Directive:
Copy each line of the entries beneath that contains the word "nostrorum".

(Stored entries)

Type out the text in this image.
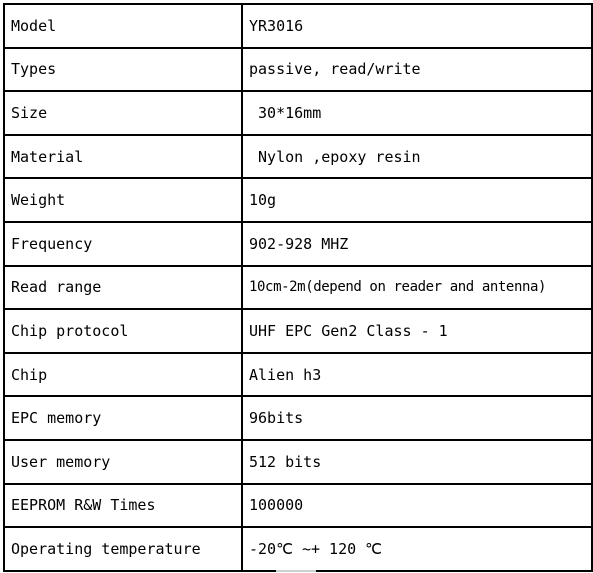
Model	YR3016
Types	passive, read/write
Size	30*16mm
Material	Nylon ,epoxy resin
Weight	10g
Frequency	902-928 MHZ
Read range	10cm-2m(depend on reader and antenna)
Chip protocol	UHF EPC Gen2 Class - 1
Chip	Alien h3
EPC memory	96bits
User memory	512 bits
EEPROM R&W Times	100000
Operating temperature	-20℃ ~+ 120 ℃
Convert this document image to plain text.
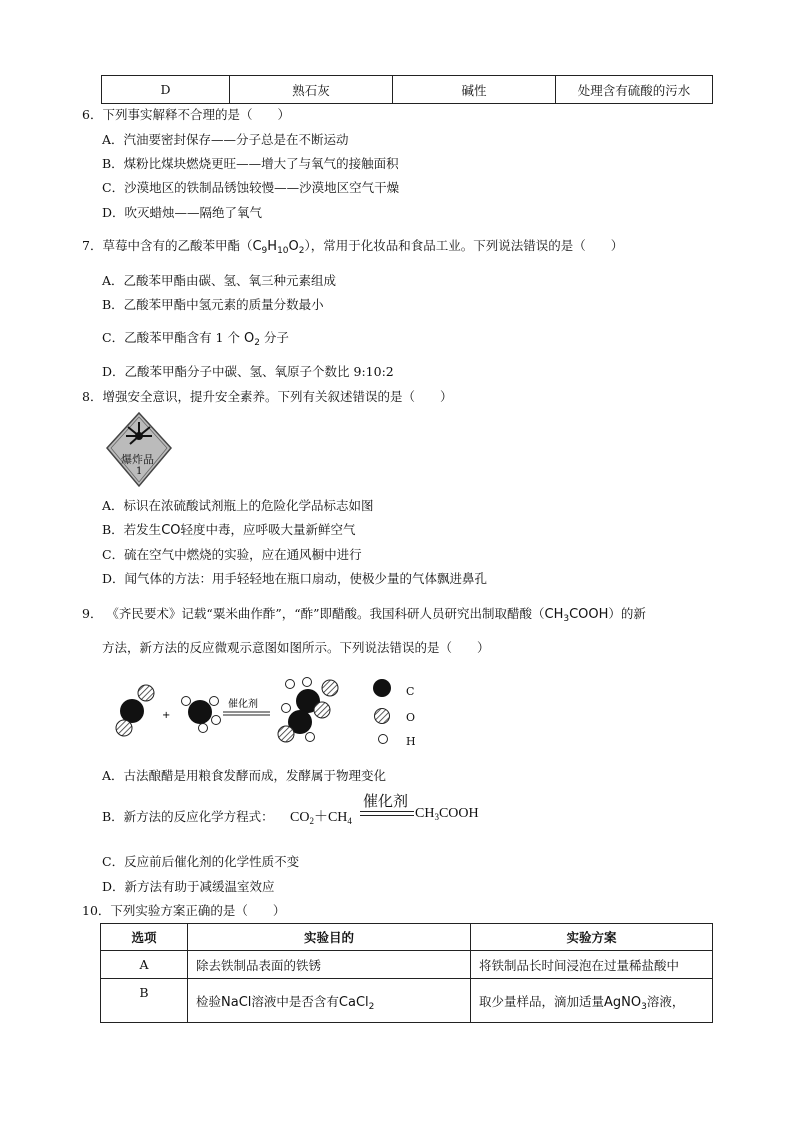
D	熟石灰	碱性	处理含有硫酸的污水
6．下列事实解释不合理的是（　　）
A．汽油要密封保存——分子总是在不断运动
B．煤粉比煤块燃烧更旺——增大了与氧气的接触面积
C．沙漠地区的铁制品锈蚀较慢——沙漠地区空气干燥
D．吹灭蜡烛——隔绝了氧气
7．草莓中含有的乙酸苯甲酯$(C_9H_{10}O_2)$，常用于化妆品和食品工业。下列说法错误的是（　　）
A．乙酸苯甲酯由碳、氢、氧三种元素组成
B．乙酸苯甲酯中氢元素的质量分数最小
C．乙酸苯甲酯含有 1 个 $O_2$ 分子
D．乙酸苯甲酯分子中碳、氢、氧原子个数比 9:10:2
8．增强安全意识，提升安全素养。下列有关叙述错误的是（　　）
爆炸品
1
A．标识在浓硫酸试剂瓶上的危险化学品标志如图
B．若发生CO轻度中毒，应呼吸大量新鲜空气
C．硫在空气中燃烧的实验，应在通风橱中进行
D．闻气体的方法：用手轻轻地在瓶口扇动，使极少量的气体飘进鼻孔
9． 《齐民要术》记载“粟米曲作酢”，“酢”即醋酸。我国科研人员研究出制取醋酸$(CH_3COOH)$的新
方法，新方法的反应微观示意图如图所示。下列说法错误的是（　　）
+
催化剂
C
O
H
A．古法酿醋是用粮食发酵而成，发酵属于物理变化
B．新方法的反应化学方程式： $CO_2+CH_4$
催化剂
$CH_3COOH$
C．反应前后催化剂的化学性质不变
D．新方法有助于减缓温室效应
10．下列实验方案正确的是（　　）
选项	实验目的	实验方案
A	除去铁制品表面的铁锈	将铁制品长时间浸泡在过量稀盐酸中
B	检验NaCl溶液中是否含有CaCl$_2$	取少量样品，滴加适量AgNO$_3$溶液，
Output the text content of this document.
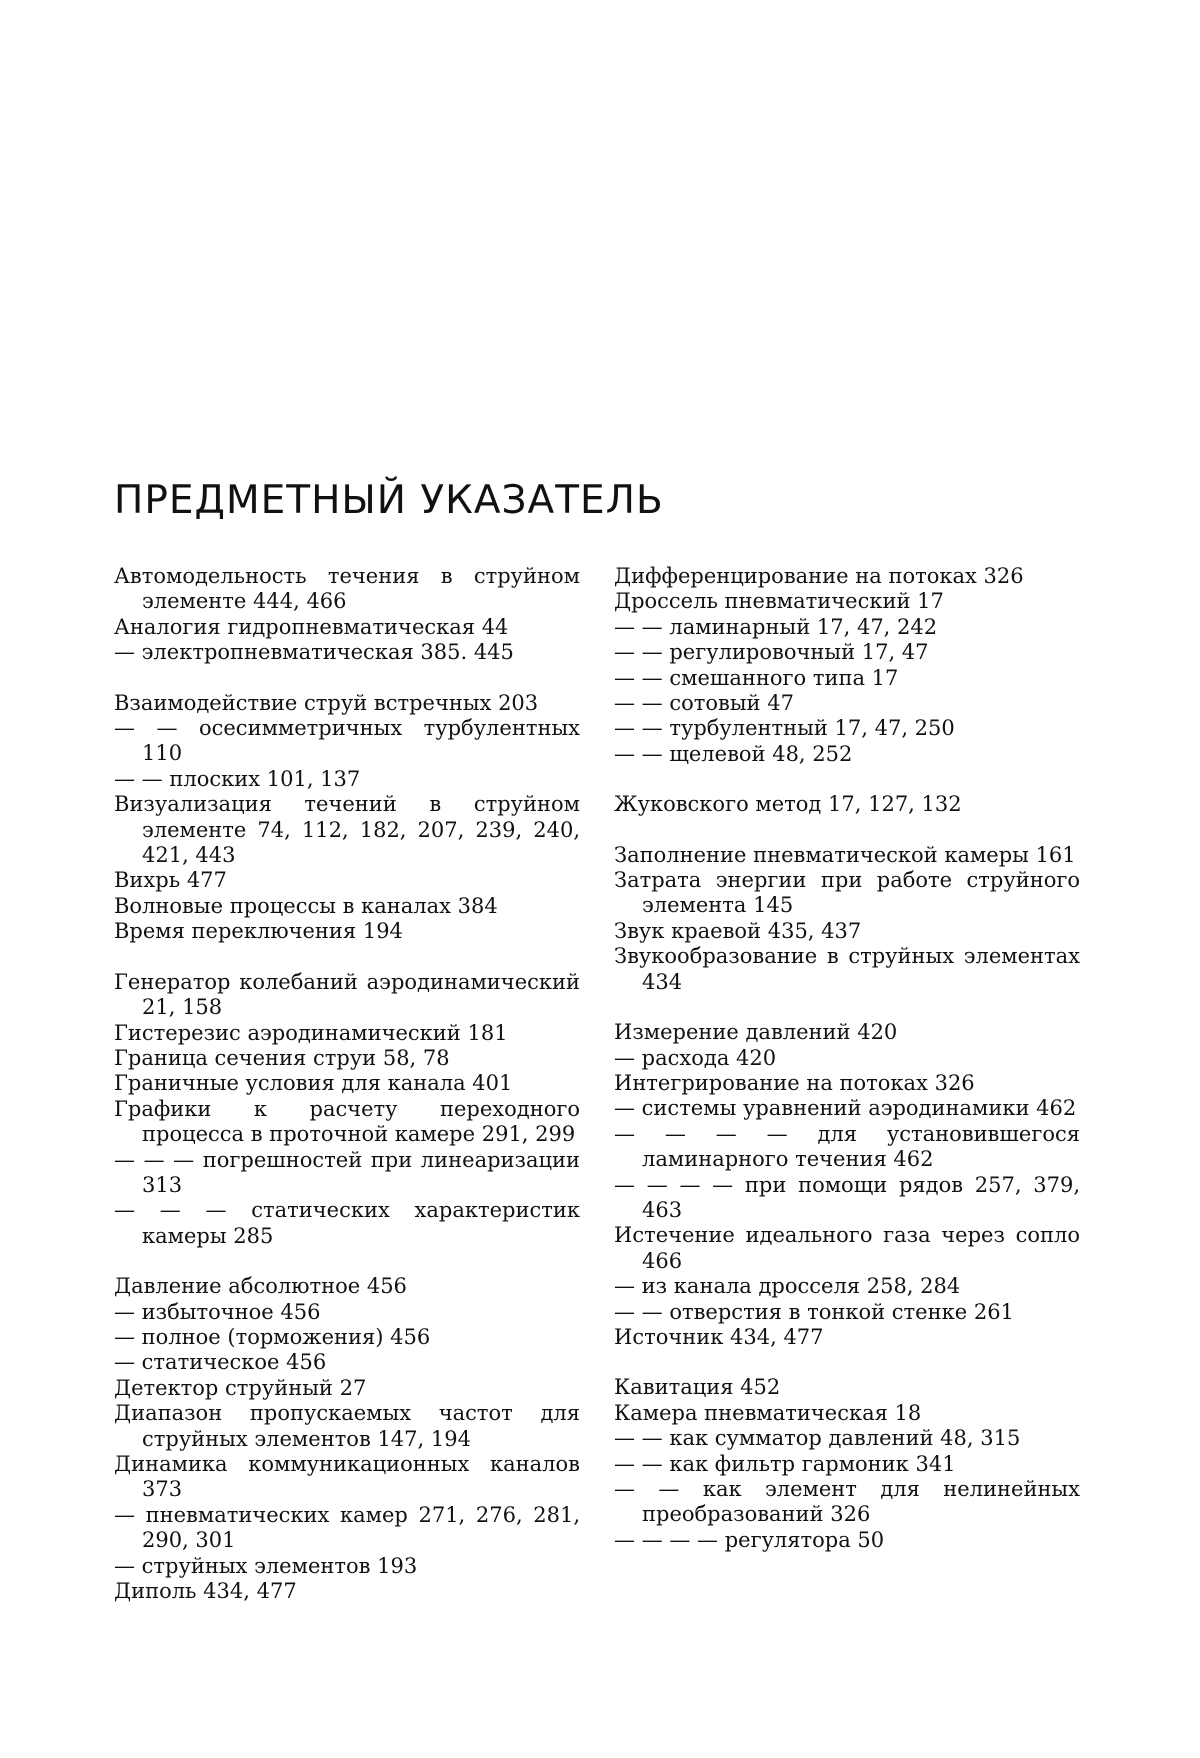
ПРЕДМЕТНЫЙ УКАЗАТЕЛЬ

Автомодельность течения в струйном элементе 444, 466

Аналогия гидропневматическая 44

— электропневматическая 385. 445

Взаимодействие струй встречных 203

— — осесимметричных турбулентных 110

— — плоских 101, 137

Визуализация течений в струйном элементе 74, 112, 182, 207, 239, 240, 421, 443

Вихрь 477

Волновые процессы в каналах 384

Время переключения 194

Генератор колебаний аэродинамический 21, 158

Гистерезис аэродинамический 181

Граница сечения струи 58, 78

Граничные условия для канала 401

Графики к расчету переходного процесса в проточной камере 291, 299

— — — погрешностей при линеаризации 313

— — — статических характеристик камеры 285

Давление абсолютное 456

— избыточное 456

— полное (торможения) 456

— статическое 456

Детектор струйный 27

Диапазон пропускаемых частот для струйных элементов 147, 194

Динамика коммуникационных каналов 373

— пневматических камер 271, 276, 281, 290, 301

— струйных элементов 193

Диполь 434, 477

Дифференцирование на потоках 326

Дроссель пневматический 17

— — ламинарный 17, 47, 242

— — регулировочный 17, 47

— — смешанного типа 17

— — сотовый 47

— — турбулентный 17, 47, 250

— — щелевой 48, 252

Жуковского метод 17, 127, 132

Заполнение пневматической камеры 161

Затрата энергии при работе струйного элемента 145

Звук краевой 435, 437

Звукообразование в струйных элементах 434

Измерение давлений 420

— расхода 420

Интегрирование на потоках 326

— системы уравнений аэродинамики 462

— — — — для установившегося ламинарного течения 462

— — — — при помощи рядов 257, 379, 463

Истечение идеального газа через сопло 466

— из канала дросселя 258, 284

— — отверстия в тонкой стенке 261

Источник 434, 477

Кавитация 452

Камера пневматическая 18

— — как сумматор давлений 48, 315

— — как фильтр гармоник 341

— — как элемент для нелинейных преобразований 326

— — — — регулятора 50
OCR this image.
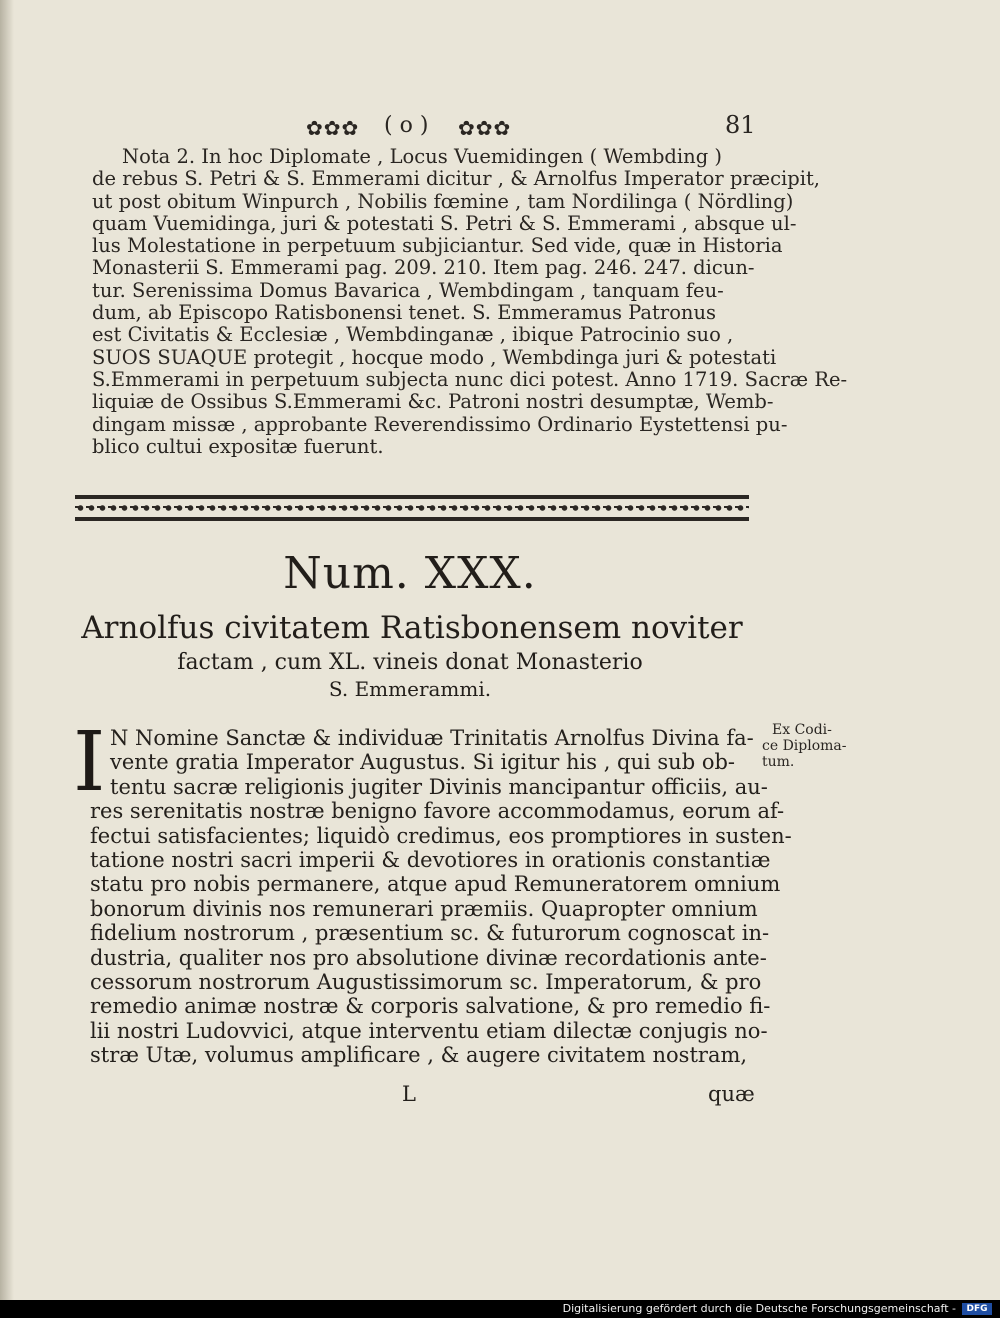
✿✿✿ ( o ) ✿✿✿	81
Nota 2. In hoc Diplomate , Locus Vuemidingen ( Wembding )
de rebus S. Petri & S. Emmerami dicitur , & Arnolfus Imperator præcipit,
ut post obitum Winpurch , Nobilis fœmine , tam Nordilinga ( Nördling)
quam Vuemidinga, juri & potestati S. Petri & S. Emmerami , absque ul-
lus Molestatione in perpetuum subjiciantur. Sed vide, quæ in Historia
Monasterii S. Emmerami pag. 209. 210. Item pag. 246. 247. dicun-
tur. Serenissima Domus Bavarica , Wembdingam , tanquam feu-
dum, ab Episcopo Ratisbonensi tenet. S. Emmeramus Patronus
est Civitatis & Ecclesiæ , Wembdinganæ , ibique Patrocinio suo ,
SUOS SUAQUE protegit , hocque modo , Wembdinga juri & potestati
S.Emmerami in perpetuum subjecta nunc dici potest. Anno 1719. Sacræ Re-
liquiæ de Ossibus S.Emmerami &c. Patroni nostri desumptæ, Wemb-
dingam missæ , approbante Reverendissimo Ordinario Eystettensi pu-
blico cultui expositæ fuerunt.
Num. XXX.
Arnolfus civitatem Ratisbonensem noviter
factam , cum XL. vineis donat Monasterio
S. Emmerammi.
I N Nomine Sanctæ & individuæ Trinitatis Arnolfus Divina fa-
vente gratia Imperator Augustus. Si igitur his , qui sub ob-
tentu sacræ religionis jugiter Divinis mancipantur officiis, au-
res serenitatis nostræ benigno favore accommodamus, eorum af-
fectui satisfacientes; liquidò credimus, eos promptiores in susten-
tatione nostri sacri imperii & devotiores in orationis constantiæ
statu pro nobis permanere, atque apud Remuneratorem omnium
bonorum divinis nos remunerari præmiis. Quapropter omnium
fidelium nostrorum , præsentium sc. & futurorum cognoscat in-
dustria, qualiter nos pro absolutione divinæ recordationis ante-
cessorum nostrorum Augustissimorum sc. Imperatorum, & pro
remedio animæ nostræ & corporis salvatione, & pro remedio fi-
lii nostri Ludovvici, atque interventu etiam dilectæ conjugis no-
stræ Utæ, volumus amplificare , & augere civitatem nostram,
Ex Codi-
ce Diploma-
tum.
L	quæ
Digitalisierung gefördert durch die Deutsche Forschungsgemeinschaft -	DFG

Response below:
fidelium nostrorum , præsentium sc. & futurorum cognoscat in-
cessorum nostrorum Augustissimorum sc. Imperatorum, & pro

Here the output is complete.